→ **Source text**
A

David

Darling

glossopharyngeal nerve

vagus nerve

The glossopharyngeal, vagus, and accessory nerves and their major branches. From Gray's Anatomy.


The glossopharyngeal nerve is the ninth cranial nerve. Together with the tenth (vagus) and eleventh (accessory) nerves, the glossopharyngeal nerve arises from the medulla oblongata and travels with the internal jugular vein, through the jugular foramen, from the cranium to the neck. It is concerned with sensation and taste in the pharynx and back of the tongue, and pierces the wall of the pharynx to supply the mucous membrane and activate secretion by the parotid gland.

 

The glossopharyngeal nerve arises from the medulla oblongata and branches to the lower jaw and the throat.

 

The glossopharyngeal nerve is a mixed nerve. Its motor fibers supply the stylopharyngeus; its sensory fibers supply the mucous membrane of the middle ear, the pharynx, and posterior third of the tongue and also the carotid sinus; its secretory fibers reach the parotid gland by a circuitous route. The motor and secretory fibers arise in the medulla oblongata. The sensory fibers arise in two small ganglia placed on the trunk of the nerve in the jugular foramen, and their central branches end in the medulla.

 


Course and relations

The nerve is attached to the side of the upper end of the medulla oblongata. It leaves the skull through a notch on the margin of the jugular foramen below the internal auditory meatus – enclosed in its own sheath of dura mater; and, while in the jugular foramen, it communicates with neighboring nerves. In the neck, it first descends between the internal jugular vein and the internal carotid artery, deep to the styloid process and the stylopharyngeus. Next, appearing at the posterior border of the stylopharyngeus, it passes, with that muscle, between the internal and external carotid arteries; at the same time it curves forward across the superficial surface of the stylopharyngeus; and it then runs onward over the side of the pharynx to disappear under cover of the hyoglossus, where it breaks up into terminal branches for the tongue, the tonsil, the soft palate, and the epiglottis.

→ **What this exercise asks**
1. Answer the following from the text on the glossopharyngeal nerve:
(a) Which cranial nerve is the glossopharyngeal nerve?
(b) Which muscle do its motor fibers supply?
(c) Under cover of which muscle does the nerve break up into its terminal branches?
2. Continue the text on the glossopharyngeal nerve from the point where it stops.

→ **Extracted data entries**
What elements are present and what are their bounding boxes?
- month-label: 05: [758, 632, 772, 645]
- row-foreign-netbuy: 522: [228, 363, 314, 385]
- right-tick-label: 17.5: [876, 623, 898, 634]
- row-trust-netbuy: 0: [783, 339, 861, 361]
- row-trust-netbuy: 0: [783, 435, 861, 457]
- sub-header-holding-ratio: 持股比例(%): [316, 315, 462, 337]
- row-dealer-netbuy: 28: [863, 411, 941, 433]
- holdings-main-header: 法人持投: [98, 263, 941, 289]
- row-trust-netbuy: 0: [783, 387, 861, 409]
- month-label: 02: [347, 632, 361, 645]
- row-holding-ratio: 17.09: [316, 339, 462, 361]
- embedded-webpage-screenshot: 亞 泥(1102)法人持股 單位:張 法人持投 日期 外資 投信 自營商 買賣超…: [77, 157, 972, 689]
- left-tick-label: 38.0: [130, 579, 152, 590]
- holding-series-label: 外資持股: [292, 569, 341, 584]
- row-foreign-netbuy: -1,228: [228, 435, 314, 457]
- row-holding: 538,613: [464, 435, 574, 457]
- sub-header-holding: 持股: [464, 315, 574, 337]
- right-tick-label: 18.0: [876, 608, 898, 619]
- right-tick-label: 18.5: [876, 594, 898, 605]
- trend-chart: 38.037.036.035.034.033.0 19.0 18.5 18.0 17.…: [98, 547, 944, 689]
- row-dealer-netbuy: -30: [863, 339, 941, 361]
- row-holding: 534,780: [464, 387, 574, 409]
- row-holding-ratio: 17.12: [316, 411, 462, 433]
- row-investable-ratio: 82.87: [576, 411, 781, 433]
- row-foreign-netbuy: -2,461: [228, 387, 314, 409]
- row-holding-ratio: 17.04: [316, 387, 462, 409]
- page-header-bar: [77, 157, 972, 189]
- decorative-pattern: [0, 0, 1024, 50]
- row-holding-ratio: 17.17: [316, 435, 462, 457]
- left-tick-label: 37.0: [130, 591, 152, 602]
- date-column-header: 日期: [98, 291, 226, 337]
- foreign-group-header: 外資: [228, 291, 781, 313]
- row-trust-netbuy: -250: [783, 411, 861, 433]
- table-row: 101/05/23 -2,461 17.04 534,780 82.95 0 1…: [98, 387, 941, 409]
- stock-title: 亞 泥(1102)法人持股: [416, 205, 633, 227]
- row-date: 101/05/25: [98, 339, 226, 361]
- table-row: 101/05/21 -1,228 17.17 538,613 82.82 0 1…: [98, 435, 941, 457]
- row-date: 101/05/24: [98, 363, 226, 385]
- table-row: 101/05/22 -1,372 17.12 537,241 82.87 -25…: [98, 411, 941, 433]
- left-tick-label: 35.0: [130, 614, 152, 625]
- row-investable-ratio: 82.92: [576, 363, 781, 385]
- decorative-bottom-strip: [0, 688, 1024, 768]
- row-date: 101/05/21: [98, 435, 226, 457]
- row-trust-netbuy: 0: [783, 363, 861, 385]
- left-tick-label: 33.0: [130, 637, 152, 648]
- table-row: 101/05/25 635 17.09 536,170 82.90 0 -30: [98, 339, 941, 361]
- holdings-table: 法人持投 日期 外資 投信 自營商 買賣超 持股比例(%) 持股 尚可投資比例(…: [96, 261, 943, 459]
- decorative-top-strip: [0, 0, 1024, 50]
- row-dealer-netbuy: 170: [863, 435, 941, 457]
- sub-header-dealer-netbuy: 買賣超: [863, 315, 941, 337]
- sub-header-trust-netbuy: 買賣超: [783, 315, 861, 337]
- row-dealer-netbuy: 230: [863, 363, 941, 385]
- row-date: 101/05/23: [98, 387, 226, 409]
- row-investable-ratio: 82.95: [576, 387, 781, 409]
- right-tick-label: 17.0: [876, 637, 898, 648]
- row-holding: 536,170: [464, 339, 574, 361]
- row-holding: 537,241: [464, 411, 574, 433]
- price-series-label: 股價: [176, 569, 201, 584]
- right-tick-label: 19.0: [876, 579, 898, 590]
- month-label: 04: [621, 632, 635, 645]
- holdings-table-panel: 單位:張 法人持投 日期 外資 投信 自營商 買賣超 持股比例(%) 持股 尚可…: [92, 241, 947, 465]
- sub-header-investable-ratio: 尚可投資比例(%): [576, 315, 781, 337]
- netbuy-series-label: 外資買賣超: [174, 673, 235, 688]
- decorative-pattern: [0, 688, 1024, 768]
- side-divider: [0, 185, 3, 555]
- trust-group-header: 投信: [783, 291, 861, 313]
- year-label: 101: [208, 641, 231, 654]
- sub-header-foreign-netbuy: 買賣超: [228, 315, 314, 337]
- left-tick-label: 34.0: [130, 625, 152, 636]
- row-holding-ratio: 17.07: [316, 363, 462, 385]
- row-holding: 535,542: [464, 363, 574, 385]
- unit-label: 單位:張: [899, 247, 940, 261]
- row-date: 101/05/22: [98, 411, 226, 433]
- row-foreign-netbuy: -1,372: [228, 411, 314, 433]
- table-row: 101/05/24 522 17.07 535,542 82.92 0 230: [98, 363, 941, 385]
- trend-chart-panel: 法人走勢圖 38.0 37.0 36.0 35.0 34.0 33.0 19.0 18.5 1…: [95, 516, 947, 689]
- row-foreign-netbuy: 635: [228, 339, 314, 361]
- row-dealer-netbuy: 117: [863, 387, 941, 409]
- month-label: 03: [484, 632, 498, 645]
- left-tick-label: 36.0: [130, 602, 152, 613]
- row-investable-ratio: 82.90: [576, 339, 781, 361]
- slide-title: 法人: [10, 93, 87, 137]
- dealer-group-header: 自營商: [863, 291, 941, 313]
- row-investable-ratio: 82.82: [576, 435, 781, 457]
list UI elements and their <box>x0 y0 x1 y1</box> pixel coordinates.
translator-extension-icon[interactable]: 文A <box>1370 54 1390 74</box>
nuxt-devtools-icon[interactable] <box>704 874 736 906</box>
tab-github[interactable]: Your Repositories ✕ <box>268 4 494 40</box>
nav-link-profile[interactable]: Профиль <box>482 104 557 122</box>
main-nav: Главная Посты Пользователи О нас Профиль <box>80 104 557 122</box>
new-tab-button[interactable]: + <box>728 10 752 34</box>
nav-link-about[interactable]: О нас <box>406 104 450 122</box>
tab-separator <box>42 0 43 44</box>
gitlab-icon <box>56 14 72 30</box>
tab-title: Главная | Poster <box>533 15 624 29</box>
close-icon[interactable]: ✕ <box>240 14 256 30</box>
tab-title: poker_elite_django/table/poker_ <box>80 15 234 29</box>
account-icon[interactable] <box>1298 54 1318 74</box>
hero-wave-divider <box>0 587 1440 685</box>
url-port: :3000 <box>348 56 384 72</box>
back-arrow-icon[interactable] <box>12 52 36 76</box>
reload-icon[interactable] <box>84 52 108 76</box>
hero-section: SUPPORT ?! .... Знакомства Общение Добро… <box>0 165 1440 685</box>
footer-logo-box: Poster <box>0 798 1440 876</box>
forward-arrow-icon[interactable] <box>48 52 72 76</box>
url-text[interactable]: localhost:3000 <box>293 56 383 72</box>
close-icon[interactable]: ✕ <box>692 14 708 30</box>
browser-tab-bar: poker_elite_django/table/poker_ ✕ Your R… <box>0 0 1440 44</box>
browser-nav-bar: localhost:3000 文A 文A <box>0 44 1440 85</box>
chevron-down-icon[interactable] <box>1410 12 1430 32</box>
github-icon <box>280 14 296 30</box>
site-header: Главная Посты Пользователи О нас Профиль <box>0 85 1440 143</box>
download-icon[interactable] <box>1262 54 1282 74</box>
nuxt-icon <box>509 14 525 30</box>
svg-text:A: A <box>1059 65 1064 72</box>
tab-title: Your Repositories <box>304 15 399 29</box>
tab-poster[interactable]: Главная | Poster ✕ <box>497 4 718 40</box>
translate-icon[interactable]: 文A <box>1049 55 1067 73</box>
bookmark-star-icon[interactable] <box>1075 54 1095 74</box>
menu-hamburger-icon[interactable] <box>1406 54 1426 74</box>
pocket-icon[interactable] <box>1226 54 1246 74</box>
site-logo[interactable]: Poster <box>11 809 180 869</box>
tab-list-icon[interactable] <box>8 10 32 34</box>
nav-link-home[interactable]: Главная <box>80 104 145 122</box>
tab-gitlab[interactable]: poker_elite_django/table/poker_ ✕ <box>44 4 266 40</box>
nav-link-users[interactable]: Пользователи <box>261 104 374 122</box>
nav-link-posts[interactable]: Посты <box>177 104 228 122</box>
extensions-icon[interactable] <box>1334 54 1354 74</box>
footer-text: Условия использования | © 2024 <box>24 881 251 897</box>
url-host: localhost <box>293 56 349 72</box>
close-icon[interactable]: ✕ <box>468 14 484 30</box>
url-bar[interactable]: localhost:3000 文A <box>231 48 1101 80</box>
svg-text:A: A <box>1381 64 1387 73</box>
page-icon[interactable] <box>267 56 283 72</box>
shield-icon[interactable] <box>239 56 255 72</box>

→ **Solved problems**
1.
(a) The ninth cranial nerve.
(b) The stylopharyngeus.
(c) The hyoglossus.

2.
Branches

Besides the communicating and the terminal branches, the glossopharyngeal nerve gives off the tympanic nerve, the sty lo-pharyngeal branch, and the pharyngeal branches.

 

The tympanic nerve is a very slender nerve that arises immediately below the skull, It enters a small hole on the ridge between the carotid canal and jugular fossa, and ascends through a narrow canal to the tympanum. On the medial wall of the tympanum it breaks up to form the tympanic plexus. The plexus is joined by minute caroticotympanic nerves which arise in the carotid canal from the sympathetic plexus around the internal carotid artery. The tympanic plexus supplies the mucous membrane of the tympanum, the pharyngotympanic tube, the tympanic antrum, and the mastoid air-cells; and it sends a root to the lesser superficial petrosal nerve, by which the secretory fibers are sent on the first stage of their course to the parotid gland.

 

The nerve to the stylopharyngeus is a small twig which enters that muscle; the greater part of its fibers, however, are continued through the muscle to the mucous membrane of the pharynx.

 

The pharyngeal branches are: (1) One or two small twigs which perforate the superior constrictor to reach the mucous membrane of the pharynx. (2) A larger nerve which comes off higher up and passes with the pharyngeal branch of the vagus to the pharyngeal plexus; it divides into two or more branches, one of which joins a branch of the vagus to form the sinocarotid nerve for the supply of the carotid sinus and carotid body.